» **Zitierter Text**
········
Das geht nur vermittels eines – vorübergehenden – Polizeistaates. Diesen sieht unsere Verfassung im übrigen auch vor.

Dass der Staat allgemeine Macht über den einzelnen ausübt von der Wiege bis ans Grab, ist nichts Ungewöhnliches oder Unmenschliches. Faktisch entsteht unser Bewusstsein sowie die Sprache, in der es sich ausdrückt, nicht spontan, sondern vermittels der Umgebung, in der wir heranwachsen und auf deren Regeln wir abgerichtet werden. Wir verdanken, was wir sind, allgemein dem Nachmachen.

Der menschliche Charakter ist somit eine Sammlung von Gewohnheiten, welche der Gesellschaft entsprechen, in der er sich bewegt. Es wird ihm daher nicht nur Gewalt angetan, wenn deren Regeln sich auswirken, sondern recht eigentlich erst Inhalt verliehen und damit ein Gegenstand für die Ausübung seiner Freiheit.

Insofern ist jeder Staat ein Polizeistaat, ob die Ordnungskräfte nun Knüppel tragen oder – sanfter – Gesinnungsmittel (Schule – Kultur – Propaganda . . .) anwenden.

Die entscheidende Frage wäre für mich nicht, wie sehr die Gewohnheiten im Krisenfall verändern werden müssten, sondern wie gefährlich der “Feind” ist, der ihren Nährboden angreift.  Hier besteht, denke ich im Hinblick auf Sars-Cov-2, noch nicht das Gefühl echter Bedrohung. Man ist daher von Herzen auch nicht bereit, der Bekämpfung die Opfer zu bringen, die sie verlangen würde, um erfolgreich zu sein.
········
» **Bereitgestelltes Material**
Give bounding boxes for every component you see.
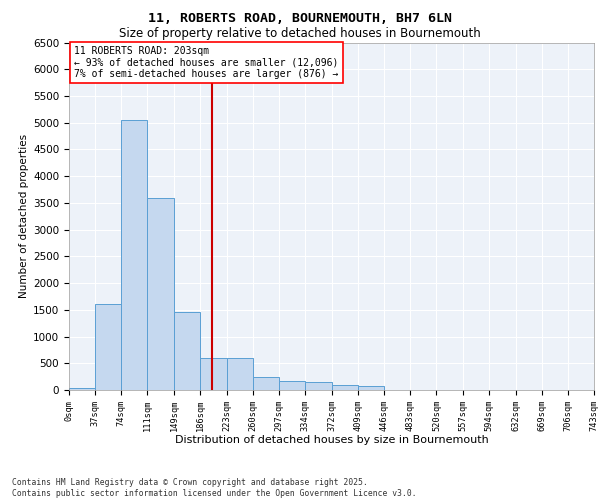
Bar	[148, 198, 174, 390]
Bar	[253, 376, 279, 390]
Text: 11, ROBERTS ROAD, BOURNEMOUTH, BH7 6LN: 11, ROBERTS ROAD, BOURNEMOUTH, BH7 6LN	[148, 12, 452, 26]
Bar	[200, 358, 227, 390]
Bar	[358, 386, 384, 390]
Bar	[174, 312, 200, 390]
Bar	[227, 358, 253, 390]
Bar	[279, 380, 305, 390]
Bar	[121, 120, 148, 390]
Text: 11 ROBERTS ROAD: 203sqm
← 93% of detached houses are smaller (12,096)
7% of semi: 11 ROBERTS ROAD: 203sqm ← 93% of detache…	[74, 46, 338, 79]
Bar	[332, 384, 358, 390]
Bar	[69, 388, 95, 390]
Bar	[95, 304, 121, 390]
Bar	[305, 382, 332, 390]
Text: Size of property relative to detached houses in Bournemouth: Size of property relative to detached ho…	[119, 28, 481, 40]
X-axis label: Distribution of detached houses by size in Bournemouth: Distribution of detached houses by size …	[175, 436, 488, 446]
Y-axis label: Number of detached properties: Number of detached properties	[19, 134, 29, 298]
Text: Contains HM Land Registry data © Crown copyright and database right 2025.
Contai: Contains HM Land Registry data © Crown c…	[12, 478, 416, 498]
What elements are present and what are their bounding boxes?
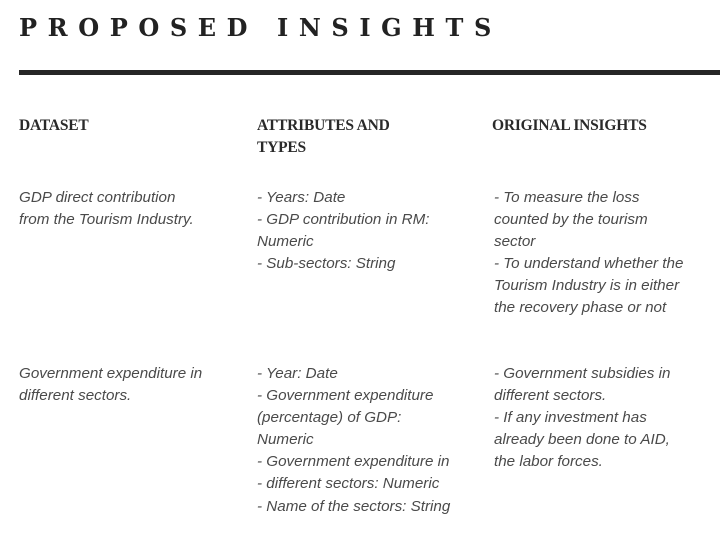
row-2-attributes: - Year: Date - Government expenditure (p… <box>257 365 451 515</box>
header-dataset: DATASET <box>19 117 89 134</box>
row-2-dataset: Government expenditure in different sect… <box>19 365 203 405</box>
title-divider <box>19 70 720 75</box>
header-original-insights: ORIGINAL INSIGHTS <box>492 117 647 134</box>
page-title: PROPOSED INSIGHTS <box>19 13 502 42</box>
row-1-dataset: GDP direct contribution from the Tourism… <box>19 189 194 229</box>
row-1-insights: - To measure the loss counted by the tou… <box>494 189 684 317</box>
row-1-attributes: - Years: Date - GDP contribution in RM: … <box>257 189 430 273</box>
row-2-insights: - Government subsidies in different sect… <box>494 365 671 471</box>
header-attributes: ATTRIBUTES AND TYPES <box>257 117 390 156</box>
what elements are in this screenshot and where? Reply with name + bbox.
········
» **Gestellte Aufgaben**
• 1. Schreib aus dem Text über den Polizeistaat den Abschnitt ab, der mit den Worten „Der menschliche Charakter“ beginnt und mit „erfolgreich zu sein.“ schließt.
• 2. Was ist der menschliche Charakter laut dem Text über den Polizeistaat?
Die Zeilen sind eigenständiges Material und gehören nicht zum Text über den Polizeistaat.

» **Antworten**
• 1.
Der menschliche Charakter ist somit eine Sammlung von Gewohnheiten, welche der Gesellschaft entsprechen, in der er sich bewegt. Es wird ihm daher nicht nur Gewalt angetan, wenn deren Regeln sich auswirken, sondern recht eigentlich erst Inhalt verliehen und damit ein Gegenstand für die Ausübung seiner Freiheit.

Insofern ist jeder Staat ein Polizeistaat, ob die Ordnungskräfte nun Knüppel tragen oder – sanfter – Gesinnungsmittel (Schule – Kultur – Propaganda . . .) anwenden.

Die entscheidende Frage wäre für mich nicht, wie sehr die Gewohnheiten im Krisenfall verändern werden müssten, sondern wie gefährlich der “Feind” ist, der ihren Nährboden angreift.  Hier besteht, denke ich im Hinblick auf Sars-Cov-2, noch nicht das Gefühl echter Bedrohung. Man ist daher von Herzen auch nicht bereit, der Bekämpfung die Opfer zu bringen, die sie verlangen würde, um erfolgreich zu sein.

• 2. Eine Sammlung von Gewohnheiten, welche der Gesellschaft entsprechen, in der er sich bewegt.